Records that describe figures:
──────────

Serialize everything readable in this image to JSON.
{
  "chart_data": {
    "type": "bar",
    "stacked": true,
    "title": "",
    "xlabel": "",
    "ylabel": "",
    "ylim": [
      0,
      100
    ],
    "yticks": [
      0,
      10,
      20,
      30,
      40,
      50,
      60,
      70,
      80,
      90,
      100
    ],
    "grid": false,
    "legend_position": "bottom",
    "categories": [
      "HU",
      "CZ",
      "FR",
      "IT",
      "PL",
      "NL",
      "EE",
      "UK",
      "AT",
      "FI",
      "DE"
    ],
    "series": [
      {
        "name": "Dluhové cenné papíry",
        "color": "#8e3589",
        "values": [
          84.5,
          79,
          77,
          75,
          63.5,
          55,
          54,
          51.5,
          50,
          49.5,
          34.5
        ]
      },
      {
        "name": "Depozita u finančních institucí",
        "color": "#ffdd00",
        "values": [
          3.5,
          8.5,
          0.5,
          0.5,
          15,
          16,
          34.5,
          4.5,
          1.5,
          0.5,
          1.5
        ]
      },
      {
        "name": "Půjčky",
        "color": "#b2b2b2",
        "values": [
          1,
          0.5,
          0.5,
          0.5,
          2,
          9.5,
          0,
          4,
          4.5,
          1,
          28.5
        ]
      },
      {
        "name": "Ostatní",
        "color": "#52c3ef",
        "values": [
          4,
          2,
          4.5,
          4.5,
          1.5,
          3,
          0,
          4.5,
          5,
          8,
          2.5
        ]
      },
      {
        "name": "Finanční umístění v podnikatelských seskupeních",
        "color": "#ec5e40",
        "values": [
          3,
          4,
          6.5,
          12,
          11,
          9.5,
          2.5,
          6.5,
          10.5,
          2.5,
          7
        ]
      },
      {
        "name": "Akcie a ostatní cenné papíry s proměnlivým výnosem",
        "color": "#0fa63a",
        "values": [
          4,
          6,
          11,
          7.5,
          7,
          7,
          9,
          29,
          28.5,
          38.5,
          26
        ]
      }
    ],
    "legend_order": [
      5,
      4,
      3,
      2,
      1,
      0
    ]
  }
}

──────────

Task goal — Write out the records shown above, exactly as they appear.

Exercise answer —
Serialize everything readable in this image to JSON.
{
  "chart_data": {
    "type": "bar",
    "stacked": true,
    "title": "",
    "xlabel": "",
    "ylabel": "",
    "ylim": [
      0,
      100
    ],
    "yticks": [
      0,
      10,
      20,
      30,
      40,
      50,
      60,
      70,
      80,
      90,
      100
    ],
    "grid": false,
    "legend_position": "bottom",
    "categories": [
      "HU",
      "CZ",
      "FR",
      "IT",
      "PL",
      "NL",
      "EE",
      "UK",
      "AT",
      "FI",
      "DE"
    ],
    "series": [
      {
        "name": "Dluhové cenné papíry",
        "color": "#8e3589",
        "values": [
          84.5,
          79,
          77,
          75,
          63.5,
          55,
          54,
          51.5,
          50,
          49.5,
          34.5
        ]
      },
      {
        "name": "Depozita u finančních institucí",
        "color": "#ffdd00",
        "values": [
          3.5,
          8.5,
          0.5,
          0.5,
          15,
          16,
          34.5,
          4.5,
          1.5,
          0.5,
          1.5
        ]
      },
      {
        "name": "Půjčky",
        "color": "#b2b2b2",
        "values": [
          1,
          0.5,
          0.5,
          0.5,
          2,
          9.5,
          0,
          4,
          4.5,
          1,
          28.5
        ]
      },
      {
        "name": "Ostatní",
        "color": "#52c3ef",
        "values": [
          4,
          2,
          4.5,
          4.5,
          1.5,
          3,
          0,
          4.5,
          5,
          8,
          2.5
        ]
      },
      {
        "name": "Finanční umístění v podnikatelských seskupeních",
        "color": "#ec5e40",
        "values": [
          3,
          4,
          6.5,
          12,
          11,
          9.5,
          2.5,
          6.5,
          10.5,
          2.5,
          7
        ]
      },
      {
        "name": "Akcie a ostatní cenné papíry s proměnlivým výnosem",
        "color": "#0fa63a",
        "values": [
          4,
          6,
          11,
          7.5,
          7,
          7,
          9,
          29,
          28.5,
          38.5,
          26
        ]
      }
    ],
    "legend_order": [
      5,
      4,
      3,
      2,
      1,
      0
    ]
  }
}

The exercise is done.